Dataset items:
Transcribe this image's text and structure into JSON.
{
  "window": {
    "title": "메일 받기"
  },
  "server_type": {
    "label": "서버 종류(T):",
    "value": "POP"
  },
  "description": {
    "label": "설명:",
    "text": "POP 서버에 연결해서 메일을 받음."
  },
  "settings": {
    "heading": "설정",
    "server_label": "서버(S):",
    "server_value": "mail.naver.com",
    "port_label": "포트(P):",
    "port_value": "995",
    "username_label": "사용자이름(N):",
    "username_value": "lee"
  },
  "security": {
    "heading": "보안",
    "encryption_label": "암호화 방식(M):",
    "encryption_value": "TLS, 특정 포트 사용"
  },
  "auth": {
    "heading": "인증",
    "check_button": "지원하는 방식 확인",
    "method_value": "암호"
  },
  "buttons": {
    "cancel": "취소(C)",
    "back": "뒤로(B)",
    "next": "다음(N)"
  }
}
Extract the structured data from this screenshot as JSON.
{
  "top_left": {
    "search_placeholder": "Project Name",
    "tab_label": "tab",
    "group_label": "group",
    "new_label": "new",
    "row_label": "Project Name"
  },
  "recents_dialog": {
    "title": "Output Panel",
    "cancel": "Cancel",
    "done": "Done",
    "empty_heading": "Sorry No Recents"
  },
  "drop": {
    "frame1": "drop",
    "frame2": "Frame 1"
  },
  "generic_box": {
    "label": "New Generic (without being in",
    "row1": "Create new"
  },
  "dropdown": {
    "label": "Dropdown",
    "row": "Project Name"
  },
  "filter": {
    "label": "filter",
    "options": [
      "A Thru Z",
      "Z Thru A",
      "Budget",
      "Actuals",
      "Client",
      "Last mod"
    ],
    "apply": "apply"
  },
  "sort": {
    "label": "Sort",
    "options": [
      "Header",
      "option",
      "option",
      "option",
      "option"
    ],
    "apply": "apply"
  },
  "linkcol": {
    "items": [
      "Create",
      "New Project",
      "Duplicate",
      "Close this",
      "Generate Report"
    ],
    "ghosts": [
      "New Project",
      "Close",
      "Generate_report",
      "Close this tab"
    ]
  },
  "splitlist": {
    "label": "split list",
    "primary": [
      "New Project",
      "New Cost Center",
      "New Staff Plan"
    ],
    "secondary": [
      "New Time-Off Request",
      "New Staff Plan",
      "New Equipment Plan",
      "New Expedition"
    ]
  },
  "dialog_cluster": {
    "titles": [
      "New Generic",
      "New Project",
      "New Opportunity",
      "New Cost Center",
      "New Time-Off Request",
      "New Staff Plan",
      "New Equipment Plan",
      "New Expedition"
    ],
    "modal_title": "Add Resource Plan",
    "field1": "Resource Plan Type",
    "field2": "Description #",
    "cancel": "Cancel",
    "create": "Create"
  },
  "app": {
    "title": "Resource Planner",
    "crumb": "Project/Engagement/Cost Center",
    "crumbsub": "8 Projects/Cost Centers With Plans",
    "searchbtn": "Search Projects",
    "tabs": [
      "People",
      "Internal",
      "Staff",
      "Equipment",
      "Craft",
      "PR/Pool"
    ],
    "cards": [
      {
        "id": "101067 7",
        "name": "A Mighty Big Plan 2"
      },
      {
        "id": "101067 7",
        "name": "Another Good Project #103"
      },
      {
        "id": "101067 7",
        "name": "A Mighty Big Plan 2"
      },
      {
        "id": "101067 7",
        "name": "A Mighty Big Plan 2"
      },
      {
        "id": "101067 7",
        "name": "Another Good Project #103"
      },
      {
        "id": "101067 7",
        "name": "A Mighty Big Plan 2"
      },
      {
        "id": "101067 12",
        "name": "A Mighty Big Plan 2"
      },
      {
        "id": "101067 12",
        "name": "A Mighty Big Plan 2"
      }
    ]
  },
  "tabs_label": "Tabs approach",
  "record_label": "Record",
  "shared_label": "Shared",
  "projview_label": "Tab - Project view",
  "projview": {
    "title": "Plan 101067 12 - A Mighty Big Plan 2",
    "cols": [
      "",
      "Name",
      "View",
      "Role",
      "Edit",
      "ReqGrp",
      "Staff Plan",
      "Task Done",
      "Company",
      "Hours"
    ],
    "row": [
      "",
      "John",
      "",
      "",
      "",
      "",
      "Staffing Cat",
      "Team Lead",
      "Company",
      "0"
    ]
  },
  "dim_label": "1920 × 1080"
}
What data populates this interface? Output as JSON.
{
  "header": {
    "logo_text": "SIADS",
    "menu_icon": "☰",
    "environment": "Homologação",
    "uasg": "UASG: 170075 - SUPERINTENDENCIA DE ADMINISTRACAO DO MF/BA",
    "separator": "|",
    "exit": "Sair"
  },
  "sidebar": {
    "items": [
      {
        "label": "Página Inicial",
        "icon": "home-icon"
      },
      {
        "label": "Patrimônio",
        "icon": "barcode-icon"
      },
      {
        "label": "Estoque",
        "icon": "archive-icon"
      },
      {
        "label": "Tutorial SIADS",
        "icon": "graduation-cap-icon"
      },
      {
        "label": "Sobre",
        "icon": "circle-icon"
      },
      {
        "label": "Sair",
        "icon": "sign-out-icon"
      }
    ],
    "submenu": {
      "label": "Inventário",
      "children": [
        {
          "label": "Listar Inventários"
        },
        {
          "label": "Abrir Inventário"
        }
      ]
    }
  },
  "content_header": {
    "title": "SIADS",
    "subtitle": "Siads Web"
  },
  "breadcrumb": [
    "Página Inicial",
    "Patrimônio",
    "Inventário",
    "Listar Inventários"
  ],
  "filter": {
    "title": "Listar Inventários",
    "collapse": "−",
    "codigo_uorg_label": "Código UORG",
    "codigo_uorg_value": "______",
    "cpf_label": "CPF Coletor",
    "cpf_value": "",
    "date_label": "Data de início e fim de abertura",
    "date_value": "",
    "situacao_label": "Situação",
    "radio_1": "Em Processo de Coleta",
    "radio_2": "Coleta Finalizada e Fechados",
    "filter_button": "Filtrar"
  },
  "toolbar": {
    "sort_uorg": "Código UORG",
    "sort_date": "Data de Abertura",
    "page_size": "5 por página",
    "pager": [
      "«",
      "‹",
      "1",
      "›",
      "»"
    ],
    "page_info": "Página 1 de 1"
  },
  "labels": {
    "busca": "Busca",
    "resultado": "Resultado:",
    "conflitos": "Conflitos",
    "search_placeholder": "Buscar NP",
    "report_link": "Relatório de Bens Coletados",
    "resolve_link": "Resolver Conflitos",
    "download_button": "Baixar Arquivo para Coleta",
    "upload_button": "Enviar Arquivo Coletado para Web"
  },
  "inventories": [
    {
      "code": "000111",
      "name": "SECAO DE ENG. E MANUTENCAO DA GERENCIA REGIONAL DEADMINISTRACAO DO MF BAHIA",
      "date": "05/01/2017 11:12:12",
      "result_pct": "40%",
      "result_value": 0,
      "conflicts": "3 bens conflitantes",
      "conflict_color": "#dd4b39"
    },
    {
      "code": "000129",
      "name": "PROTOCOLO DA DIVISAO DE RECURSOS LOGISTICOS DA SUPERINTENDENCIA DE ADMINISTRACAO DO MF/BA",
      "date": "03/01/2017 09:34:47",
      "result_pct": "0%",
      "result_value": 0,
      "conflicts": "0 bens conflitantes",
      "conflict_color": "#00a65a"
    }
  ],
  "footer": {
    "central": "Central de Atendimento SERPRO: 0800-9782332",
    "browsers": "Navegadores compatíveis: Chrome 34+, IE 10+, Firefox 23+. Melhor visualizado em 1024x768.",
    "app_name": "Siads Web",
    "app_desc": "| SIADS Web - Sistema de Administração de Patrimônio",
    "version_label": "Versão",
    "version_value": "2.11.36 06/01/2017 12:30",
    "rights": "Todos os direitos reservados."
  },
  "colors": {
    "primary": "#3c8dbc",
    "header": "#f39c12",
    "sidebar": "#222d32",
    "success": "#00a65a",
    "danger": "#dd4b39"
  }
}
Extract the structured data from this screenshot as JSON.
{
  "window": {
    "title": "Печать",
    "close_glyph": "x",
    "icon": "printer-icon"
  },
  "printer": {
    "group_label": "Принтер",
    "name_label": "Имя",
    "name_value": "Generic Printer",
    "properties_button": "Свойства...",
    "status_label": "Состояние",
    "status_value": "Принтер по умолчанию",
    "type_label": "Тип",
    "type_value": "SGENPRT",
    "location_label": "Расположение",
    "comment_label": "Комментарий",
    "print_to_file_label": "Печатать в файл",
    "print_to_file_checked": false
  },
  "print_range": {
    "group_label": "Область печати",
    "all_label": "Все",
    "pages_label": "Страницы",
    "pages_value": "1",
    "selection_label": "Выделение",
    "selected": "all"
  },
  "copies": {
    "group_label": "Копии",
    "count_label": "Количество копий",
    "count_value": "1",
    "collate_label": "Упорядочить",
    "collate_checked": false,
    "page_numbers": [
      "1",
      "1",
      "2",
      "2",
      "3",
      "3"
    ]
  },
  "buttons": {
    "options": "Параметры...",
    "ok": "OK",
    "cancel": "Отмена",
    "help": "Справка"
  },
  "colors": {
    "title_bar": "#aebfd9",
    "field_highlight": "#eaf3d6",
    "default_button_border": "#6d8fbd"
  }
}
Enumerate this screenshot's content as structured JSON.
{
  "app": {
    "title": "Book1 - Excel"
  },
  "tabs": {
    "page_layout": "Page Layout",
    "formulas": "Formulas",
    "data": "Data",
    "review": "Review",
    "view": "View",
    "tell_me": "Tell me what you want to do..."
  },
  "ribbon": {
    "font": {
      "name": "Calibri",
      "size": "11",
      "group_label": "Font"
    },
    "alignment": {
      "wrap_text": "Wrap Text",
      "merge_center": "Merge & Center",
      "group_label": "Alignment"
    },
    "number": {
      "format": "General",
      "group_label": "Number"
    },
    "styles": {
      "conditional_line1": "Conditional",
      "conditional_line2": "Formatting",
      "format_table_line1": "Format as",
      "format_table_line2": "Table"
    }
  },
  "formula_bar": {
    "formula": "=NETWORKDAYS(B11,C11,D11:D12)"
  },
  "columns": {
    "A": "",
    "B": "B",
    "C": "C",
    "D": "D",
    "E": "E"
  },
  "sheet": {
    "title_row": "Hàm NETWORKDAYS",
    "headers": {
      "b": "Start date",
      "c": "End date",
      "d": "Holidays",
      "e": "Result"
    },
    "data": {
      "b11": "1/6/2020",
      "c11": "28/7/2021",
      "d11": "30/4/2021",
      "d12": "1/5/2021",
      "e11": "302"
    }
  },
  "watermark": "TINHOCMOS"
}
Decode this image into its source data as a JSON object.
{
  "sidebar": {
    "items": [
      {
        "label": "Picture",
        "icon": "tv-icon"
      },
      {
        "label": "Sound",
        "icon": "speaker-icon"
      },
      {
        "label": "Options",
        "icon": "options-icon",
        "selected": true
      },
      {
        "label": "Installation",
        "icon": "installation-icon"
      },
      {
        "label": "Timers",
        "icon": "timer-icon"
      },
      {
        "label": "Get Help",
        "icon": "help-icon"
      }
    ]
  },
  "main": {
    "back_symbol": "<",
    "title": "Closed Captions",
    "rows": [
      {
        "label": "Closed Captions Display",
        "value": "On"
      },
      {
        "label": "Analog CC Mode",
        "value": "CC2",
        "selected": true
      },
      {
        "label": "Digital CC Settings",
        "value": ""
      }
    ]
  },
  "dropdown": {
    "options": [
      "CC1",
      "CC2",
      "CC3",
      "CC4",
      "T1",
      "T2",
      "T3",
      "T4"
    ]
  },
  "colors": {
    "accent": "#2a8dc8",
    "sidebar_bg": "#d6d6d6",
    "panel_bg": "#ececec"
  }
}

Job:
Identify and extract each line of the listing that contains "Принтер".

Correct response:
    "group_label": "Принтер",
    "status_value": "Принтер по умолчанию",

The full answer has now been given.